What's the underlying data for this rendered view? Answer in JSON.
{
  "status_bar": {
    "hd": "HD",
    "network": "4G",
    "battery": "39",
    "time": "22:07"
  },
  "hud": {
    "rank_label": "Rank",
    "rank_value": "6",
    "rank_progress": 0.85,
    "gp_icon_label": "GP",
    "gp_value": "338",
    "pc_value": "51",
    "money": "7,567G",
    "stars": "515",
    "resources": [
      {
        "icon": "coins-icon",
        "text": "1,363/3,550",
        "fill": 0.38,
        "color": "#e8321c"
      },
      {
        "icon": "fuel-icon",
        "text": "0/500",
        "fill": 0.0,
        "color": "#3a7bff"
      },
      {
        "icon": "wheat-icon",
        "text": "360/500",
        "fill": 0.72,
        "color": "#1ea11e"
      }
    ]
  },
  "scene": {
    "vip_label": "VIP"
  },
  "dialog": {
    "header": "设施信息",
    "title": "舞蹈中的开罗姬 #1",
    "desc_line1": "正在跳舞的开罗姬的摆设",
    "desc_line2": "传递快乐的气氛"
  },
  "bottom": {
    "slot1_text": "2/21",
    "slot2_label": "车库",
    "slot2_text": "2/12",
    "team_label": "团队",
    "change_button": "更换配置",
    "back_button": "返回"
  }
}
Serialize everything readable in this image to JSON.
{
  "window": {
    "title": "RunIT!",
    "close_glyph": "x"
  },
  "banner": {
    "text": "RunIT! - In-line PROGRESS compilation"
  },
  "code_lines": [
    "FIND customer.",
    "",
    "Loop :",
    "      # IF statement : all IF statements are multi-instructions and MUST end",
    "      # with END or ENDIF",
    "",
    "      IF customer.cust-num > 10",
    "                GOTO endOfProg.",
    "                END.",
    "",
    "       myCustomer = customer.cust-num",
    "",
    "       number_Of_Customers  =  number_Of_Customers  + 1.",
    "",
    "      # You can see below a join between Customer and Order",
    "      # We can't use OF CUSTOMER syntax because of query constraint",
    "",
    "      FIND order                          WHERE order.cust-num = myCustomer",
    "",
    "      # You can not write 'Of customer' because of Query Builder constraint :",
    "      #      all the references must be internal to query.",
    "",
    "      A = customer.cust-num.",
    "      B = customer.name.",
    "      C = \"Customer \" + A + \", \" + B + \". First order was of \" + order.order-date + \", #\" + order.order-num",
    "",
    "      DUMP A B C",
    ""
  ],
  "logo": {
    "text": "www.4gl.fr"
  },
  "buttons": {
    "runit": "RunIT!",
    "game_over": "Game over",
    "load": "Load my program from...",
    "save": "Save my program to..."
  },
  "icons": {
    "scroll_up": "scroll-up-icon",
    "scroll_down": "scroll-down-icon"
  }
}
■ ■ ■ ■
### Set exercise
From the line containing "Serialize everything readable" through the closing line of the material above, return every line exactly and omit all others.

### The result
Serialize everything readable in this image to JSON.
{
  "window": {
    "title": "RunIT!",
    "close_glyph": "x"
  },
  "banner": {
    "text": "RunIT! - In-line PROGRESS compilation"
  },
  "code_lines": [
    "FIND customer.",
    "",
    "Loop :",
    "      # IF statement : all IF statements are multi-instructions and MUST end",
    "      # with END or ENDIF",
    "",
    "      IF customer.cust-num > 10",
    "                GOTO endOfProg.",
    "                END.",
    "",
    "       myCustomer = customer.cust-num",
    "",
    "       number_Of_Customers  =  number_Of_Customers  + 1.",
    "",
    "      # You can see below a join between Customer and Order",
    "      # We can't use OF CUSTOMER syntax because of query constraint",
    "",
    "      FIND order                          WHERE order.cust-num = myCustomer",
    "",
    "      # You can not write 'Of customer' because of Query Builder constraint :",
    "      #      all the references must be internal to query.",
    "",
    "      A = customer.cust-num.",
    "      B = customer.name.",
    "      C = \"Customer \" + A + \", \" + B + \". First order was of \" + order.order-date + \", #\" + order.order-num",
    "",
    "      DUMP A B C",
    ""
  ],
  "logo": {
    "text": "www.4gl.fr"
  },
  "buttons": {
    "runit": "RunIT!",
    "game_over": "Game over",
    "load": "Load my program from...",
    "save": "Save my program to..."
  },
  "icons": {
    "scroll_up": "scroll-up-icon",
    "scroll_down": "scroll-down-icon"
  }
}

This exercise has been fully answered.